[BEGIN]

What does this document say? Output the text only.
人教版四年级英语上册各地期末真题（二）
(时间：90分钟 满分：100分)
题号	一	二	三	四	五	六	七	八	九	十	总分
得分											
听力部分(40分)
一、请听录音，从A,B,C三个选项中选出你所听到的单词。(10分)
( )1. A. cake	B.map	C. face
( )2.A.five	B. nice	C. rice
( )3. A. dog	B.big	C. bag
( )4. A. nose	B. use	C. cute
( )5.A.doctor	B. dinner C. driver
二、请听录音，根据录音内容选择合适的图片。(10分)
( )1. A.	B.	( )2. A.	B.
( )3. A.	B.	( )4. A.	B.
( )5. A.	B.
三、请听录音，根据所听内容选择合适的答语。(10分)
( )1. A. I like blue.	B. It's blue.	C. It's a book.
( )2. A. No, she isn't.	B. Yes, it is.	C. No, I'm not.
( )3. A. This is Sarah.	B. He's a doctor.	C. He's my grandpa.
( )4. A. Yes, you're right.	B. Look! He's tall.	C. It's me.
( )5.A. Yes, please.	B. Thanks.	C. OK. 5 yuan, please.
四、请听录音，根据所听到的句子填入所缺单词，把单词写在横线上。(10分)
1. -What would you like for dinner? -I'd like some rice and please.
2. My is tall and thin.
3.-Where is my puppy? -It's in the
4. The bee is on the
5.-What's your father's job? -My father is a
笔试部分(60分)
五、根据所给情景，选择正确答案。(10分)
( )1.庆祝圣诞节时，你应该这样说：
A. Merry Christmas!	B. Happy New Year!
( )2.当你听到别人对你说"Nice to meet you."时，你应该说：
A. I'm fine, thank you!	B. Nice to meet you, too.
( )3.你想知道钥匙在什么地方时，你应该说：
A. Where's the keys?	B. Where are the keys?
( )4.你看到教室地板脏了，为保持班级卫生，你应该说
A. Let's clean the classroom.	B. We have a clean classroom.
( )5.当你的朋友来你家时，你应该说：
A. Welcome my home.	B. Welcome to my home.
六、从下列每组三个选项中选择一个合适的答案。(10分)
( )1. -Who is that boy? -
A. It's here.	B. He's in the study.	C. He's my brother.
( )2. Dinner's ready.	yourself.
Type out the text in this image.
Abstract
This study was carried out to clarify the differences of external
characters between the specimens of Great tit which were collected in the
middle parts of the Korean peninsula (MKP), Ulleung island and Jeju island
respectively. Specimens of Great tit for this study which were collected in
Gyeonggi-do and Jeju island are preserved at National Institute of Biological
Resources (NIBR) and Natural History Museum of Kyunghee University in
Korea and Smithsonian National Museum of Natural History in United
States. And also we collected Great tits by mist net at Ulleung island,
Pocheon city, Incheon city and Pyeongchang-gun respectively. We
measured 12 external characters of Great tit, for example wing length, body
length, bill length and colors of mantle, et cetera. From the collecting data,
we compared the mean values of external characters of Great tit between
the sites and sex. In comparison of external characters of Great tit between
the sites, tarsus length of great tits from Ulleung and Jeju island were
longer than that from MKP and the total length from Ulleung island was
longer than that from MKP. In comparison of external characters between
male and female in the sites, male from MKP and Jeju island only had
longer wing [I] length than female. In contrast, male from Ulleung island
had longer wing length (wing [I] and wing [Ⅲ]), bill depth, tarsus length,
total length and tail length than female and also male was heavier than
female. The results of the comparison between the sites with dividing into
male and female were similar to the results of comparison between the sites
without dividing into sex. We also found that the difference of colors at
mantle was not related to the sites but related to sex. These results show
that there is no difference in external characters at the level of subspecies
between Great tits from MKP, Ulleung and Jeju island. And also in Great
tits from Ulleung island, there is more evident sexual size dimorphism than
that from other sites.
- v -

[END]

Take the data above and return it exactly.

#### [ANSWER IN FULL]
What does this document say? Output the text only.
人教版四年级英语上册各地期末真题（二）
(时间：90分钟 满分：100分)
题号	一	二	三	四	五	六	七	八	九	十	总分
得分											
听力部分(40分)
一、请听录音，从A,B,C三个选项中选出你所听到的单词。(10分)
( )1. A. cake	B.map	C. face
( )2.A.five	B. nice	C. rice
( )3. A. dog	B.big	C. bag
( )4. A. nose	B. use	C. cute
( )5.A.doctor	B. dinner C. driver
二、请听录音，根据录音内容选择合适的图片。(10分)
( )1. A.	B.	( )2. A.	B.
( )3. A.	B.	( )4. A.	B.
( )5. A.	B.
三、请听录音，根据所听内容选择合适的答语。(10分)
( )1. A. I like blue.	B. It's blue.	C. It's a book.
( )2. A. No, she isn't.	B. Yes, it is.	C. No, I'm not.
( )3. A. This is Sarah.	B. He's a doctor.	C. He's my grandpa.
( )4. A. Yes, you're right.	B. Look! He's tall.	C. It's me.
( )5.A. Yes, please.	B. Thanks.	C. OK. 5 yuan, please.
四、请听录音，根据所听到的句子填入所缺单词，把单词写在横线上。(10分)
1. -What would you like for dinner? -I'd like some rice and please.
2. My is tall and thin.
3.-Where is my puppy? -It's in the
4. The bee is on the
5.-What's your father's job? -My father is a
笔试部分(60分)
五、根据所给情景，选择正确答案。(10分)
( )1.庆祝圣诞节时，你应该这样说：
A. Merry Christmas!	B. Happy New Year!
( )2.当你听到别人对你说"Nice to meet you."时，你应该说：
A. I'm fine, thank you!	B. Nice to meet you, too.
( )3.你想知道钥匙在什么地方时，你应该说：
A. Where's the keys?	B. Where are the keys?
( )4.你看到教室地板脏了，为保持班级卫生，你应该说
A. Let's clean the classroom.	B. We have a clean classroom.
( )5.当你的朋友来你家时，你应该说：
A. Welcome my home.	B. Welcome to my home.
六、从下列每组三个选项中选择一个合适的答案。(10分)
( )1. -Who is that boy? -
A. It's here.	B. He's in the study.	C. He's my brother.
( )2. Dinner's ready.	yourself.
Type out the text in this image.
Abstract
This study was carried out to clarify the differences of external
characters between the specimens of Great tit which were collected in the
middle parts of the Korean peninsula (MKP), Ulleung island and Jeju island
respectively. Specimens of Great tit for this study which were collected in
Gyeonggi-do and Jeju island are preserved at National Institute of Biological
Resources (NIBR) and Natural History Museum of Kyunghee University in
Korea and Smithsonian National Museum of Natural History in United
States. And also we collected Great tits by mist net at Ulleung island,
Pocheon city, Incheon city and Pyeongchang-gun respectively. We
measured 12 external characters of Great tit, for example wing length, body
length, bill length and colors of mantle, et cetera. From the collecting data,
we compared the mean values of external characters of Great tit between
the sites and sex. In comparison of external characters of Great tit between
the sites, tarsus length of great tits from Ulleung and Jeju island were
longer than that from MKP and the total length from Ulleung island was
longer than that from MKP. In comparison of external characters between
male and female in the sites, male from MKP and Jeju island only had
longer wing [I] length than female. In contrast, male from Ulleung island
had longer wing length (wing [I] and wing [Ⅲ]), bill depth, tarsus length,
total length and tail length than female and also male was heavier than
female. The results of the comparison between the sites with dividing into
male and female were similar to the results of comparison between the sites
without dividing into sex. We also found that the difference of colors at
mantle was not related to the sites but related to sex. These results show
that there is no difference in external characters at the level of subspecies
between Great tits from MKP, Ulleung and Jeju island. And also in Great
tits from Ulleung island, there is more evident sexual size dimorphism than
that from other sites.
- v -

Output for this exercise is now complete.